### [GOAL OF THE EXERCISE]
Pick each line containing "total" out of the records.

### [SOURCE MATERIAL]
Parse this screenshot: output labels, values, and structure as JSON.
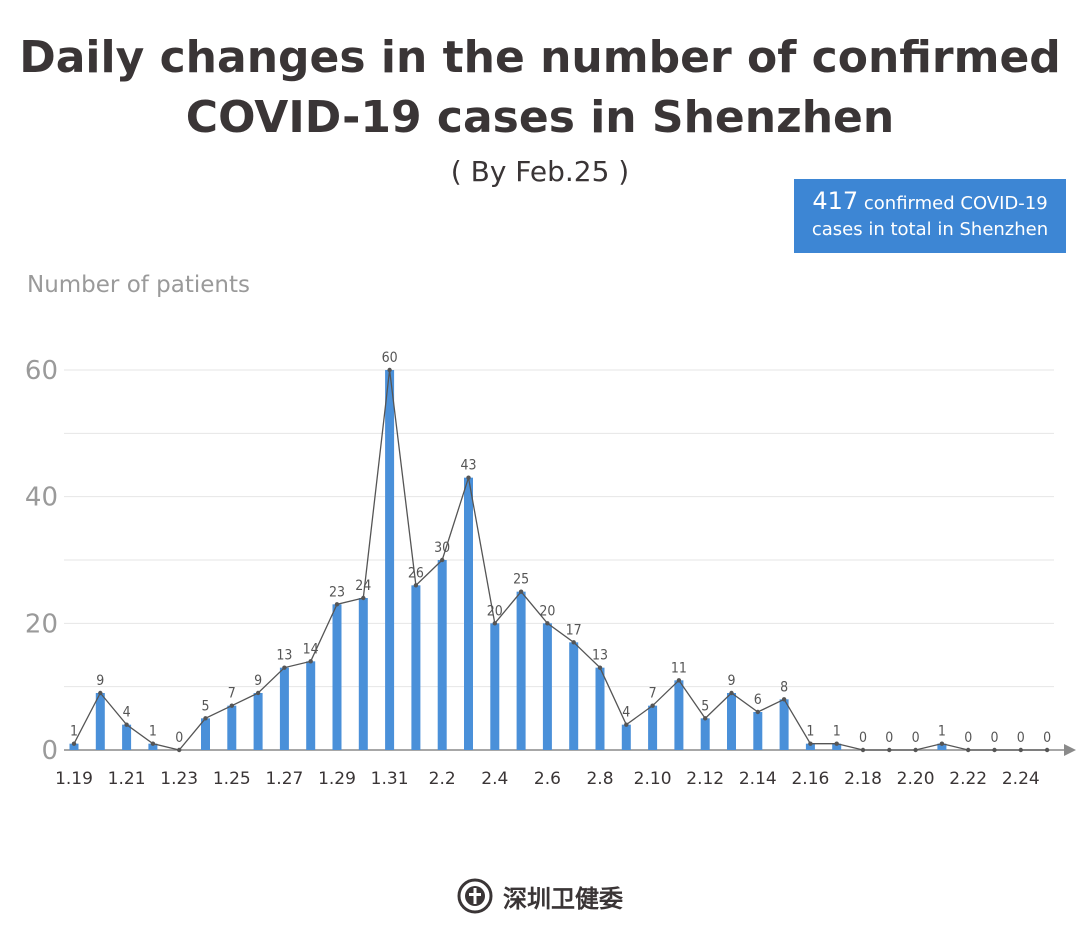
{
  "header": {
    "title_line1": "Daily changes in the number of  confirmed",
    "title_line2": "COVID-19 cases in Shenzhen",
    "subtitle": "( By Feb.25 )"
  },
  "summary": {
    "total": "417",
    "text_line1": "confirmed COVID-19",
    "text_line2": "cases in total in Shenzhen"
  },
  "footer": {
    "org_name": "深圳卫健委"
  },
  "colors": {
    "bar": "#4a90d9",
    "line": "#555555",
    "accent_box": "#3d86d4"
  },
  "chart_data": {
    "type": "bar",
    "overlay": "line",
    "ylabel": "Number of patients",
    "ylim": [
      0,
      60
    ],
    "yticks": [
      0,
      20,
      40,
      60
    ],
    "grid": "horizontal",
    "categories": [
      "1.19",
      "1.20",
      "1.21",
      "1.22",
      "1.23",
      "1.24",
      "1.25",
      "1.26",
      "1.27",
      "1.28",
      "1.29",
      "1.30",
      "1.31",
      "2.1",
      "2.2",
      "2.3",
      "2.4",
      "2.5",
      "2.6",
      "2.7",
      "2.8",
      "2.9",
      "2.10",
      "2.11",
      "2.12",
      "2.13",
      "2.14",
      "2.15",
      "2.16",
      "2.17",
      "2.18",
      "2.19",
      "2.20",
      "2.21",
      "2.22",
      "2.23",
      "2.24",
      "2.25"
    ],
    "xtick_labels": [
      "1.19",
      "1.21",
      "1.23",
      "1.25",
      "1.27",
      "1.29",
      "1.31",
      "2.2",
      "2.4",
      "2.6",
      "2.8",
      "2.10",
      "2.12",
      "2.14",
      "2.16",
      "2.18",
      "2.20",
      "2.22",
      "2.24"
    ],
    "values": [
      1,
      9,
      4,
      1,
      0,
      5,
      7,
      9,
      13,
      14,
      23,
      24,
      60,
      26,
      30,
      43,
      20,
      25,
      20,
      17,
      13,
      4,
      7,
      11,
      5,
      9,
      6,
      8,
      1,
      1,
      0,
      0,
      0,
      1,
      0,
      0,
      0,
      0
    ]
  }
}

### [YOUR RESPONSE]
    "total": "417",
    "text_line2": "cases in total in Shenzhen"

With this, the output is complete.